TASK INSTRUCTIONS — Only the number is wanted: how many lines of these entries contain the word "voeten"?

RECORD EXCERPTS —
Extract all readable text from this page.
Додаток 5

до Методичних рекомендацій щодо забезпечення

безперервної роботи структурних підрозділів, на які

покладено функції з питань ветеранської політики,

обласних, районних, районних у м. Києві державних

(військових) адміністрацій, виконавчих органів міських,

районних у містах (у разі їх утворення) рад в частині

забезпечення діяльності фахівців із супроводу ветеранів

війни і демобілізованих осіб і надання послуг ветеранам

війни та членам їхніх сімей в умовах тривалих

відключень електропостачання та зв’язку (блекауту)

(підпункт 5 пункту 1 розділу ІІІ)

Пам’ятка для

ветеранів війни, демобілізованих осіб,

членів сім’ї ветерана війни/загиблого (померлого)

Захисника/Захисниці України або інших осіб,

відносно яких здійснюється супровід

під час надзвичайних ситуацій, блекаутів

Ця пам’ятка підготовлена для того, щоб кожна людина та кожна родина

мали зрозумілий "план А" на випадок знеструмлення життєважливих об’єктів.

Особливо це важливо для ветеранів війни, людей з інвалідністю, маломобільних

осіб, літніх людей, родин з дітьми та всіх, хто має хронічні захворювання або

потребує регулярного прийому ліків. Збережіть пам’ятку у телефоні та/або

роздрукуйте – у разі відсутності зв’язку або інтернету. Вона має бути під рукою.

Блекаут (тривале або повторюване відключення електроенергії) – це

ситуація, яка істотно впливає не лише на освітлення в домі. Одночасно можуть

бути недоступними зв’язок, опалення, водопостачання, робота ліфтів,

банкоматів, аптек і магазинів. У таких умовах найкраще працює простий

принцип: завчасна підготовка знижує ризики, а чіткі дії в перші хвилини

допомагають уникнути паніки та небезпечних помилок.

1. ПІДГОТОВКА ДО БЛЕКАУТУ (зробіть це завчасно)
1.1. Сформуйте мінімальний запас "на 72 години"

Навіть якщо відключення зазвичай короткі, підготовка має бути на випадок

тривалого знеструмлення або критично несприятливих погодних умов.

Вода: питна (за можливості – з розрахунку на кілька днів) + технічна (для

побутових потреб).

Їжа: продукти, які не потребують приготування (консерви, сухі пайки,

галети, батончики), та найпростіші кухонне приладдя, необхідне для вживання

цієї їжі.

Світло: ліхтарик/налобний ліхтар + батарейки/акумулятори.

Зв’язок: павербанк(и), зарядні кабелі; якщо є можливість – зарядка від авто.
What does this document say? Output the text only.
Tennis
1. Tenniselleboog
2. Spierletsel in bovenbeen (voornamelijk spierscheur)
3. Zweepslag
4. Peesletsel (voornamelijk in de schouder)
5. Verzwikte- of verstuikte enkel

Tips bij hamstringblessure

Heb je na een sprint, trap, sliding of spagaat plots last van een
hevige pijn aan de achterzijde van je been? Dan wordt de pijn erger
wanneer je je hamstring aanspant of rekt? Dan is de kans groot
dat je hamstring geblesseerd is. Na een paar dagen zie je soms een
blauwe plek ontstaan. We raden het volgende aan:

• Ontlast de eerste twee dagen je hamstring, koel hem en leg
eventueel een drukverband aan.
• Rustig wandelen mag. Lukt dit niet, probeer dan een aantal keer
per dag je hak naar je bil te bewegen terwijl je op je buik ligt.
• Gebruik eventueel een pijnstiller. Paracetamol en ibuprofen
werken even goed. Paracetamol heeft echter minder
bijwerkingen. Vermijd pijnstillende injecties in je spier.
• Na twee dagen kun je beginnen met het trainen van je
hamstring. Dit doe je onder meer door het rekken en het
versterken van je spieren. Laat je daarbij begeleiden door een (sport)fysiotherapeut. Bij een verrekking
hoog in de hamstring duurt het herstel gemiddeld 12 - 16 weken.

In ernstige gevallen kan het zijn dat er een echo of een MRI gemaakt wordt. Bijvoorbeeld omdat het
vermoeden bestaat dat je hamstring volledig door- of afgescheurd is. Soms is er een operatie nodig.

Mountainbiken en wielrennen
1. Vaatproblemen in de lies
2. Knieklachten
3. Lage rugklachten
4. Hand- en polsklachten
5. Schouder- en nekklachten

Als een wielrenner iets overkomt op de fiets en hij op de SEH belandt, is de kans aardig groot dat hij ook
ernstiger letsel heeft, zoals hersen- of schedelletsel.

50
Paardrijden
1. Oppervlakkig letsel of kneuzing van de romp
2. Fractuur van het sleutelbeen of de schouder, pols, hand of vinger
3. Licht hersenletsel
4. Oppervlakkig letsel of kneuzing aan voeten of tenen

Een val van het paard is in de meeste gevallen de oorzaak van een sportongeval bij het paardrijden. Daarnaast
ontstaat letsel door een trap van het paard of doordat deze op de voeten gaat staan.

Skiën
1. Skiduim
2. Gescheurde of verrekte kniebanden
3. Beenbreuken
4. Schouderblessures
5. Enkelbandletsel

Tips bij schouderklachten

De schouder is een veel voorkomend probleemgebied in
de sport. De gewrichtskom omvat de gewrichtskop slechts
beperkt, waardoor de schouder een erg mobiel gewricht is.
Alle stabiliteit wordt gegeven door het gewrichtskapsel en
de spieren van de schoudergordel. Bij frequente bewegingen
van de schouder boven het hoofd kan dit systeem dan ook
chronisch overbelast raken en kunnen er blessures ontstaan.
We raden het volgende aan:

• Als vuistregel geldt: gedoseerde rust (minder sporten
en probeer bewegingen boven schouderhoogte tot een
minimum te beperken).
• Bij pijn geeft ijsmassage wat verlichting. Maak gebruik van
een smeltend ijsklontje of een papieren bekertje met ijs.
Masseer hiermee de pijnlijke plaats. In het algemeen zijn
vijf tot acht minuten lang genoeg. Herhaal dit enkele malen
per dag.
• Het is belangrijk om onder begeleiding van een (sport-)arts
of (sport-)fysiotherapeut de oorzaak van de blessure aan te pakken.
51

EXERCISE SOLUTION — 2